---------- Dataset

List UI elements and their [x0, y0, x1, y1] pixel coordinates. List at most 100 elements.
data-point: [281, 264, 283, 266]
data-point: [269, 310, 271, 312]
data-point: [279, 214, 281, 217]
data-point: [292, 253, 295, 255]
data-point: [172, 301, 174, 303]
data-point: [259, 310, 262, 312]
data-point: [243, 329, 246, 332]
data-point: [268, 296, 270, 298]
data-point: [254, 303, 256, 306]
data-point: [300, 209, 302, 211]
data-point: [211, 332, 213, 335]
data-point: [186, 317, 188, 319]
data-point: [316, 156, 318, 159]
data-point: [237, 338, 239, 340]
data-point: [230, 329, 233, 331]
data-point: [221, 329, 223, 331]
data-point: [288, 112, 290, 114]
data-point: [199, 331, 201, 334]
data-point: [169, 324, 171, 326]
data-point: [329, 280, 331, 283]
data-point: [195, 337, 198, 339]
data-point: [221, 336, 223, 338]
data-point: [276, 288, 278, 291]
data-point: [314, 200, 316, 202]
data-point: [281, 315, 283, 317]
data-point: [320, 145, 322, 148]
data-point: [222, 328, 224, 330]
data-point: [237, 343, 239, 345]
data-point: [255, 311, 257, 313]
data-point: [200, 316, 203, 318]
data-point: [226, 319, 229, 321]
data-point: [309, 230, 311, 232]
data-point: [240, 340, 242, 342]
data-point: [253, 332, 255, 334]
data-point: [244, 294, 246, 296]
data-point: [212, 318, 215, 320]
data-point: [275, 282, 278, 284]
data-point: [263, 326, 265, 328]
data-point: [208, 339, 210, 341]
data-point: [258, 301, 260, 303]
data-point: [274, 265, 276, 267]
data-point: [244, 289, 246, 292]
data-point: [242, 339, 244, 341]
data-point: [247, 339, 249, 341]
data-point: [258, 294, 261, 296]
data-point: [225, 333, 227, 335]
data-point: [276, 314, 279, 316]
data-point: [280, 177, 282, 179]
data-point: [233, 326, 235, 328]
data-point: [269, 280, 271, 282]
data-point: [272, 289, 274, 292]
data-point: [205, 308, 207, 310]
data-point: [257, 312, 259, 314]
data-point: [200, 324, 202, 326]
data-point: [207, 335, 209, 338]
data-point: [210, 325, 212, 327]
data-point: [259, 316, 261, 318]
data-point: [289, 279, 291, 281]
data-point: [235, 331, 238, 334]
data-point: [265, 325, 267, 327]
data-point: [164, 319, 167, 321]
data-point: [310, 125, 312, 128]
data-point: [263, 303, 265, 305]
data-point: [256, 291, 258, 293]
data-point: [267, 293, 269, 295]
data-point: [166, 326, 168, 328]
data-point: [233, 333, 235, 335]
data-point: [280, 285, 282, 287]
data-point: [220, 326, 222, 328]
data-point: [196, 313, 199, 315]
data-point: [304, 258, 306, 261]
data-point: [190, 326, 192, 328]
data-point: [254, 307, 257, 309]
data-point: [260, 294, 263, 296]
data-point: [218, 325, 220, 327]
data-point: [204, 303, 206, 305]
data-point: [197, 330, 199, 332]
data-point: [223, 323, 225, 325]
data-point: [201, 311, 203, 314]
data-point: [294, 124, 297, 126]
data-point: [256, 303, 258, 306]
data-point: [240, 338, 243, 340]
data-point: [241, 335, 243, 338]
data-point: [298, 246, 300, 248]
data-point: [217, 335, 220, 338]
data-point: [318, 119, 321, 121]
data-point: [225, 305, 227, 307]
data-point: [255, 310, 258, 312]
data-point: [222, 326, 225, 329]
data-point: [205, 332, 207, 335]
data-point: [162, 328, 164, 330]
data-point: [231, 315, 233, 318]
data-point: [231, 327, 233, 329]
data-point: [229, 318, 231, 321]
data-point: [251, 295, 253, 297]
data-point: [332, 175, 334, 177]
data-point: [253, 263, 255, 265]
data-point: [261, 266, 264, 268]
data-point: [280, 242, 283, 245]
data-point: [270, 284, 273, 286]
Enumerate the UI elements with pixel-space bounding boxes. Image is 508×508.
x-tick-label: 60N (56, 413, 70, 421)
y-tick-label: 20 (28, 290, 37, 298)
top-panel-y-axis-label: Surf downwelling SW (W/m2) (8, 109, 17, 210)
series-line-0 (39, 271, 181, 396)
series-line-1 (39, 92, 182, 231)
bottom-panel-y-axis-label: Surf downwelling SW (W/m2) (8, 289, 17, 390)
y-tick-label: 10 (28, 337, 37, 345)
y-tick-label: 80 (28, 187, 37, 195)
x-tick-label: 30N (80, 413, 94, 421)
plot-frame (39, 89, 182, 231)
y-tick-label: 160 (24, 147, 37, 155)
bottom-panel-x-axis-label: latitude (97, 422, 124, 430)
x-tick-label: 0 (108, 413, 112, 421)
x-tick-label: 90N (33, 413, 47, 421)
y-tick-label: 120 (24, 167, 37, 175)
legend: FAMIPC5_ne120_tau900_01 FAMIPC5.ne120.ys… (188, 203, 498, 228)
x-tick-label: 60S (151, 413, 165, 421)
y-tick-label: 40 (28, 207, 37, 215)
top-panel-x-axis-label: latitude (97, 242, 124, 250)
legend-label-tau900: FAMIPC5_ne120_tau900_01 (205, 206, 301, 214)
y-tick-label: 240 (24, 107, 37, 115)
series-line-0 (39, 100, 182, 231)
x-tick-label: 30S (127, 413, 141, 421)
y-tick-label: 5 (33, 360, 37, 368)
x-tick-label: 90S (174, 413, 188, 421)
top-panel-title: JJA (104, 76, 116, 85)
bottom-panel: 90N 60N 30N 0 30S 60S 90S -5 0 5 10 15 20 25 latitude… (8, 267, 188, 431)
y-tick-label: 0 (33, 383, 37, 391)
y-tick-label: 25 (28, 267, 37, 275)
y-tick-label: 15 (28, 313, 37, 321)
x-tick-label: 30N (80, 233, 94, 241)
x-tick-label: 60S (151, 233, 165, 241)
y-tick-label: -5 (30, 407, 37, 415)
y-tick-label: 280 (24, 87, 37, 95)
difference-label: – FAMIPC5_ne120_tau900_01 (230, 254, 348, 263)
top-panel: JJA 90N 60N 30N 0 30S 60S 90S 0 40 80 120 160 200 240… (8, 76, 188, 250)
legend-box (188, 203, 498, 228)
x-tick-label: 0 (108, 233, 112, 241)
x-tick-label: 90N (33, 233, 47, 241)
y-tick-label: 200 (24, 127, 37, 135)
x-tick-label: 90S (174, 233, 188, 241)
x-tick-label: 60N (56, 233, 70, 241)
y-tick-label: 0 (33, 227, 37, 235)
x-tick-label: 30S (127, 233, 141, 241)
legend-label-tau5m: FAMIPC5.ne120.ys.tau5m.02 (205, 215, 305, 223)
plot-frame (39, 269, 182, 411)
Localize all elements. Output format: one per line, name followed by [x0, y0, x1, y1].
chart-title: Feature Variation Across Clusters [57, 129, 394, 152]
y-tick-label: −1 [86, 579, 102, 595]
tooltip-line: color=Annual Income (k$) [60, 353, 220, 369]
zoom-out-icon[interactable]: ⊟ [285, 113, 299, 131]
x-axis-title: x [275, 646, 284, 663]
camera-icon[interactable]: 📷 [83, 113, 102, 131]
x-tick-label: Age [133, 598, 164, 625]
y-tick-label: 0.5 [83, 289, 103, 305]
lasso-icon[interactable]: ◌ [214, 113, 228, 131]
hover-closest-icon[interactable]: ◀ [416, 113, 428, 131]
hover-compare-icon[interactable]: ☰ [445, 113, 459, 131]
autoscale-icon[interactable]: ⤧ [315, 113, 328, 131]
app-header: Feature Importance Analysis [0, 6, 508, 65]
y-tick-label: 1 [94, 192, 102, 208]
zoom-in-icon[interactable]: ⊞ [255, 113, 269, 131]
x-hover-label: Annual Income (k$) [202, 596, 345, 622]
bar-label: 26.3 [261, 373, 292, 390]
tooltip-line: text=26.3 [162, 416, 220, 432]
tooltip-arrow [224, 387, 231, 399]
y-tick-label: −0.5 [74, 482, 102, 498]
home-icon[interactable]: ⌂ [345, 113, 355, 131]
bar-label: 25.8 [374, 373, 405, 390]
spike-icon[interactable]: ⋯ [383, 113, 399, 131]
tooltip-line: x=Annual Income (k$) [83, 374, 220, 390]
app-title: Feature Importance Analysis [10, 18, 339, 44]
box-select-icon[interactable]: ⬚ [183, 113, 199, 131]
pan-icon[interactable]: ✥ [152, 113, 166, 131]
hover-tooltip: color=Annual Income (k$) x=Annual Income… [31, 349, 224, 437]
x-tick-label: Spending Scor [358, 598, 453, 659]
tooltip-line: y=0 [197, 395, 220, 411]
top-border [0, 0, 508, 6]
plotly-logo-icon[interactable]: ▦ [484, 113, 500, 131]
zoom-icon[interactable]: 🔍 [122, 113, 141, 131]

--------------------

# Given exercise:
Reproduce each row without changes, starting with the first row and ending with the row that contains "data-point: [195, 337, 198, 339]", both included.

# Result of the exercise:
List UI elements and their [x0, y0, x1, y1] pixel coordinates. List at most 100 elements.
data-point: [281, 264, 283, 266]
data-point: [269, 310, 271, 312]
data-point: [279, 214, 281, 217]
data-point: [292, 253, 295, 255]
data-point: [172, 301, 174, 303]
data-point: [259, 310, 262, 312]
data-point: [243, 329, 246, 332]
data-point: [268, 296, 270, 298]
data-point: [254, 303, 256, 306]
data-point: [300, 209, 302, 211]
data-point: [211, 332, 213, 335]
data-point: [186, 317, 188, 319]
data-point: [316, 156, 318, 159]
data-point: [237, 338, 239, 340]
data-point: [230, 329, 233, 331]
data-point: [221, 329, 223, 331]
data-point: [288, 112, 290, 114]
data-point: [199, 331, 201, 334]
data-point: [169, 324, 171, 326]
data-point: [329, 280, 331, 283]
data-point: [195, 337, 198, 339]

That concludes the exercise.